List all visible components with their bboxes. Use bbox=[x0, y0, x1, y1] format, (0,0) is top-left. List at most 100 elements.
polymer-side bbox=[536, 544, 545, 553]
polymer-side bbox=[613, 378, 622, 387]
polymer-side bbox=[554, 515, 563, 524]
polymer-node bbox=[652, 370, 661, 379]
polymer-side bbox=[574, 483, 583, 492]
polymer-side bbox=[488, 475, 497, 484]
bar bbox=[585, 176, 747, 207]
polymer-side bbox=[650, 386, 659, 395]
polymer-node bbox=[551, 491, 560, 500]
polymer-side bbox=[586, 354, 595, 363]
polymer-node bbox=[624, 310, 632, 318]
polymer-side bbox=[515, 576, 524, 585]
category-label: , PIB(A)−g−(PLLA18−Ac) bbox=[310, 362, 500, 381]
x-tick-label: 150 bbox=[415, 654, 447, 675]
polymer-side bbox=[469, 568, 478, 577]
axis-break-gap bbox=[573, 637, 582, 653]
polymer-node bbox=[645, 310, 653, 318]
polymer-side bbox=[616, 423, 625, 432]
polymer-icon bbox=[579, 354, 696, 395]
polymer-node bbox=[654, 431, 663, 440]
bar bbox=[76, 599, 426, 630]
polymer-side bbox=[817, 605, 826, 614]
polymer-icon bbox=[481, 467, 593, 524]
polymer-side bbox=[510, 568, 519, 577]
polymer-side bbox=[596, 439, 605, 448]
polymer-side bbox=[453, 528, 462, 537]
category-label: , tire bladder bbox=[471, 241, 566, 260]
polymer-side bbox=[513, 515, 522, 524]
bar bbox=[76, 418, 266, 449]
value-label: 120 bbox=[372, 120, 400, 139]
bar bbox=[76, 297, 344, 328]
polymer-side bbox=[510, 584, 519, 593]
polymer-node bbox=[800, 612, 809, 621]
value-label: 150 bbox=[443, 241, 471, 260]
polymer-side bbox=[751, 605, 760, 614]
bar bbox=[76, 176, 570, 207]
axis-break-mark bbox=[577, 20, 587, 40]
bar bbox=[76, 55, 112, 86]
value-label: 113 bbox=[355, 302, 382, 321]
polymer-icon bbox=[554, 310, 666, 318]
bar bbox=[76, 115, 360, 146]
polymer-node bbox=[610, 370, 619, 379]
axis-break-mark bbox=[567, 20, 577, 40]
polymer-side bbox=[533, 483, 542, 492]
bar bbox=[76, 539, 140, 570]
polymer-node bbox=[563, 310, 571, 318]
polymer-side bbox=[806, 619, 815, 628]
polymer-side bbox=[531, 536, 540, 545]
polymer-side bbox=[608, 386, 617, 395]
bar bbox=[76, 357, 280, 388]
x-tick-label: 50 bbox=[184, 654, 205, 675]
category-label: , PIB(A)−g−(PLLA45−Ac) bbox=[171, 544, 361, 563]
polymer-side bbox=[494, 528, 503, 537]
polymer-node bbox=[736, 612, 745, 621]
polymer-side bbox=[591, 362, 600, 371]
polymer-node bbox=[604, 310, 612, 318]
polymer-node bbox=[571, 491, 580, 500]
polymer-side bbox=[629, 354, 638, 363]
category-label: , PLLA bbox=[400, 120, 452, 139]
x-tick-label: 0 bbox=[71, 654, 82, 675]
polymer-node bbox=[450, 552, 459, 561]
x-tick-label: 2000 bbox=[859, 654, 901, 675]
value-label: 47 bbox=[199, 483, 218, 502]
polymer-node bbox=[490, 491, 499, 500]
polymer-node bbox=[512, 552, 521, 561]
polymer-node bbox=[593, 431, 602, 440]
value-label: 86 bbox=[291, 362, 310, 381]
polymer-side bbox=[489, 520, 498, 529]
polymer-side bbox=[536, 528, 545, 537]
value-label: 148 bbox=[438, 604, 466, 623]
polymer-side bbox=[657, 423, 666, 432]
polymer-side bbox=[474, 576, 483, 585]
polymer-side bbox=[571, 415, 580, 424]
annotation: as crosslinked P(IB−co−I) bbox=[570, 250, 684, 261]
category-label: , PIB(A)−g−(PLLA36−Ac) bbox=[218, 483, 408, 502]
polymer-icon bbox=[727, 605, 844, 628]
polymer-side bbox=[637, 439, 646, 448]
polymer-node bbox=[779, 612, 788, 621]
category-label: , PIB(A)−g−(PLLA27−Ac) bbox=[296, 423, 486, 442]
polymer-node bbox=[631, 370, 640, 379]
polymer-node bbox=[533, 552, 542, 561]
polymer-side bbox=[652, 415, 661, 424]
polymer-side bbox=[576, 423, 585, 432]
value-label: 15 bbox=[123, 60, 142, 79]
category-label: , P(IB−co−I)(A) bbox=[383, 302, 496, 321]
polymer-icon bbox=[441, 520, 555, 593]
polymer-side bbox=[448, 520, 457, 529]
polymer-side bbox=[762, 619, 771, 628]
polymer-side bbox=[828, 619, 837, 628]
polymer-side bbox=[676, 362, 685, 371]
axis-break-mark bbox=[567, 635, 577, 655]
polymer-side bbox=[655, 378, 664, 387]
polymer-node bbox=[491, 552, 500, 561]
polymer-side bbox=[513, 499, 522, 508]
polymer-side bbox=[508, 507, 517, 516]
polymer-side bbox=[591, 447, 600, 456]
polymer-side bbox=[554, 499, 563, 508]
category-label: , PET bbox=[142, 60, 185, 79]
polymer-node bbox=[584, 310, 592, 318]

•••

## [PROBLEM STATEMENT]
Rewrite every line of the records above as a Markdown table with the columns No. and Entry. Number each line in No., and leave out any blank lines.

## [WORKED SOLUTION]
| No. | Entry |
|---|---|
| 1 | List all visible components with their bboxes. Use bbox=[x0, y0, x1, y1] format, (0,0) is top-left. List at most 100 elements. |
| 2 | polymer-side bbox=[536, 544, 545, 553] |
| 3 | polymer-side bbox=[613, 378, 622, 387] |
| 4 | polymer-side bbox=[554, 515, 563, 524] |
| 5 | polymer-node bbox=[652, 370, 661, 379] |
| 6 | polymer-side bbox=[574, 483, 583, 492] |
| 7 | polymer-side bbox=[488, 475, 497, 484] |
| 8 | bar bbox=[585, 176, 747, 207] |
| 9 | polymer-side bbox=[650, 386, 659, 395] |
| 10 | polymer-node bbox=[551, 491, 560, 500] |
| 11 | polymer-side bbox=[586, 354, 595, 363] |
| 12 | polymer-node bbox=[624, 310, 632, 318] |
| 13 | polymer-side bbox=[515, 576, 524, 585] |
| 14 | category-label: , PIB(A)−g−(PLLA18−Ac) bbox=[310, 362, 500, 381] |
| 15 | x-tick-label: 150 bbox=[415, 654, 447, 675] |
| 16 | polymer-side bbox=[469, 568, 478, 577] |
| 17 | axis-break-gap bbox=[573, 637, 582, 653] |
| 18 | polymer-node bbox=[645, 310, 653, 318] |
| 19 | polymer-side bbox=[616, 423, 625, 432] |
| 20 | polymer-icon bbox=[579, 354, 696, 395] |
| 21 | polymer-node bbox=[654, 431, 663, 440] |
| 22 | bar bbox=[76, 599, 426, 630] |
| 23 | polymer-side bbox=[817, 605, 826, 614] |
| 24 | polymer-icon bbox=[481, 467, 593, 524] |
| 25 | polymer-side bbox=[510, 568, 519, 577] |
| 26 | polymer-side bbox=[596, 439, 605, 448] |
| 27 | polymer-side bbox=[453, 528, 462, 537] |
| 28 | category-label: , tire bladder bbox=[471, 241, 566, 260] |
| 29 | polymer-side bbox=[513, 515, 522, 524] |
| 30 | bar bbox=[76, 418, 266, 449] |
| 31 | value-label: 120 bbox=[372, 120, 400, 139] |
| 32 | bar bbox=[76, 297, 344, 328] |
| 33 | polymer-side bbox=[510, 584, 519, 593] |
| 34 | polymer-node bbox=[800, 612, 809, 621] |
| 35 | value-label: 150 bbox=[443, 241, 471, 260] |
| 36 | polymer-side bbox=[751, 605, 760, 614] |
| 37 | bar bbox=[76, 176, 570, 207] |
| 38 | axis-break-mark bbox=[577, 20, 587, 40] |
| 39 | bar bbox=[76, 55, 112, 86] |
| 40 | value-label: 113 bbox=[355, 302, 382, 321] |
| 41 | polymer-icon bbox=[554, 310, 666, 318] |
| 42 | bar bbox=[76, 115, 360, 146] |
| 43 | polymer-node bbox=[610, 370, 619, 379] |
| 44 | axis-break-mark bbox=[567, 20, 577, 40] |
| 45 | polymer-side bbox=[533, 483, 542, 492] |
| 46 | bar bbox=[76, 539, 140, 570] |
| 47 | polymer-node bbox=[563, 310, 571, 318] |
| 48 | polymer-side bbox=[806, 619, 815, 628] |
| 49 | polymer-side bbox=[531, 536, 540, 545] |
| 50 | polymer-side bbox=[608, 386, 617, 395] |
| 51 | bar bbox=[76, 357, 280, 388] |
| 52 | x-tick-label: 50 bbox=[184, 654, 205, 675] |
| 53 | category-label: , PIB(A)−g−(PLLA45−Ac) bbox=[171, 544, 361, 563] |
| 54 | polymer-side bbox=[494, 528, 503, 537] |
| 55 | polymer-node bbox=[736, 612, 745, 621] |
| 56 | polymer-side bbox=[591, 362, 600, 371] |
| 57 | polymer-node bbox=[604, 310, 612, 318] |
| 58 | polymer-node bbox=[571, 491, 580, 500] |
| 59 | polymer-side bbox=[629, 354, 638, 363] |
| 60 | category-label: , PLLA bbox=[400, 120, 452, 139] |
| 61 | x-tick-label: 0 bbox=[71, 654, 82, 675] |
| 62 | polymer-node bbox=[450, 552, 459, 561] |
| 63 | x-tick-label: 2000 bbox=[859, 654, 901, 675] |
| 64 | value-label: 47 bbox=[199, 483, 218, 502] |
| 65 | polymer-node bbox=[490, 491, 499, 500] |
| 66 | polymer-node bbox=[512, 552, 521, 561] |
| 67 | polymer-node bbox=[593, 431, 602, 440] |
| 68 | value-label: 86 bbox=[291, 362, 310, 381] |
| 69 | polymer-side bbox=[489, 520, 498, 529] |
| 70 | polymer-side bbox=[536, 528, 545, 537] |
| 71 | value-label: 148 bbox=[438, 604, 466, 623] |
| 72 | polymer-side bbox=[657, 423, 666, 432] |
| 73 | polymer-side bbox=[474, 576, 483, 585] |
| 74 | polymer-side bbox=[571, 415, 580, 424] |
| 75 | annotation: as crosslinked P(IB−co−I) bbox=[570, 250, 684, 261] |
| 76 | category-label: , PIB(A)−g−(PLLA36−Ac) bbox=[218, 483, 408, 502] |
| 77 | polymer-icon bbox=[727, 605, 844, 628] |
| 78 | polymer-side bbox=[637, 439, 646, 448] |
| 79 | polymer-node bbox=[779, 612, 788, 621] |
| 80 | category-label: , PIB(A)−g−(PLLA27−Ac) bbox=[296, 423, 486, 442] |
| 81 | polymer-node bbox=[631, 370, 640, 379] |
| 82 | polymer-node bbox=[533, 552, 542, 561] |
| 83 | polymer-side bbox=[652, 415, 661, 424] |
| 84 | polymer-side bbox=[576, 423, 585, 432] |
| 85 | value-label: 15 bbox=[123, 60, 142, 79] |
| 86 | category-label: , P(IB−co−I)(A) bbox=[383, 302, 496, 321] |
| 87 | polymer-icon bbox=[441, 520, 555, 593] |
| 88 | polymer-side bbox=[448, 520, 457, 529] |
| 89 | polymer-side bbox=[762, 619, 771, 628] |
| 90 | polymer-side bbox=[828, 619, 837, 628] |
| 91 | polymer-side bbox=[676, 362, 685, 371] |
| 92 | axis-break-mark bbox=[567, 635, 577, 655] |
| 93 | polymer-side bbox=[655, 378, 664, 387] |
| 94 | polymer-node bbox=[491, 552, 500, 561] |
| 95 | polymer-side bbox=[513, 499, 522, 508] |
| 96 | polymer-side bbox=[508, 507, 517, 516] |
| 97 | polymer-side bbox=[591, 447, 600, 456] |
| 98 | polymer-side bbox=[554, 499, 563, 508] |
| 99 | category-label: , PET bbox=[142, 60, 185, 79] |
| 100 | polymer-node bbox=[584, 310, 592, 318] |